**RECORDS SUPPLIED**
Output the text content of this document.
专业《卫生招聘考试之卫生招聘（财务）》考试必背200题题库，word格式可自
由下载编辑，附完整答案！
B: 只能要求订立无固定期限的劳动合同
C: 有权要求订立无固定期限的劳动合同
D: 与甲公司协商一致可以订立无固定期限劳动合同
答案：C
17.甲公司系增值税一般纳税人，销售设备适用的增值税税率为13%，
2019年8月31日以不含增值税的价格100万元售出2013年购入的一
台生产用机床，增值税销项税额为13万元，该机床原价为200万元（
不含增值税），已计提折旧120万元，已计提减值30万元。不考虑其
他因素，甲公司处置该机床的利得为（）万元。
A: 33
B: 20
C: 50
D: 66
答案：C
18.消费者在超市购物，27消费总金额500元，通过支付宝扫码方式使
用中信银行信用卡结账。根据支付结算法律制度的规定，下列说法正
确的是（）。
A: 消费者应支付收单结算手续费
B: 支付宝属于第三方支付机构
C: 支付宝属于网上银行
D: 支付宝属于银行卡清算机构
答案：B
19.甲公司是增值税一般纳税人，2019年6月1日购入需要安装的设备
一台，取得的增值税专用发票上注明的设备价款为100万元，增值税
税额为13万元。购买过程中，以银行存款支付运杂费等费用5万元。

**EXERCISE DIRECTIONS**
What is needed here is an exact reproduction of all the entries.

**WORKED SOLUTION**
Output the text content of this document.
专业《卫生招聘考试之卫生招聘（财务）》考试必背200题题库，word格式可自
由下载编辑，附完整答案！
B: 只能要求订立无固定期限的劳动合同
C: 有权要求订立无固定期限的劳动合同
D: 与甲公司协商一致可以订立无固定期限劳动合同
答案：C
17.甲公司系增值税一般纳税人，销售设备适用的增值税税率为13%，
2019年8月31日以不含增值税的价格100万元售出2013年购入的一
台生产用机床，增值税销项税额为13万元，该机床原价为200万元（
不含增值税），已计提折旧120万元，已计提减值30万元。不考虑其
他因素，甲公司处置该机床的利得为（）万元。
A: 33
B: 20
C: 50
D: 66
答案：C
18.消费者在超市购物，27消费总金额500元，通过支付宝扫码方式使
用中信银行信用卡结账。根据支付结算法律制度的规定，下列说法正
确的是（）。
A: 消费者应支付收单结算手续费
B: 支付宝属于第三方支付机构
C: 支付宝属于网上银行
D: 支付宝属于银行卡清算机构
答案：B
19.甲公司是增值税一般纳税人，2019年6月1日购入需要安装的设备
一台，取得的增值税专用发票上注明的设备价款为100万元，增值税
税额为13万元。购买过程中，以银行存款支付运杂费等费用5万元。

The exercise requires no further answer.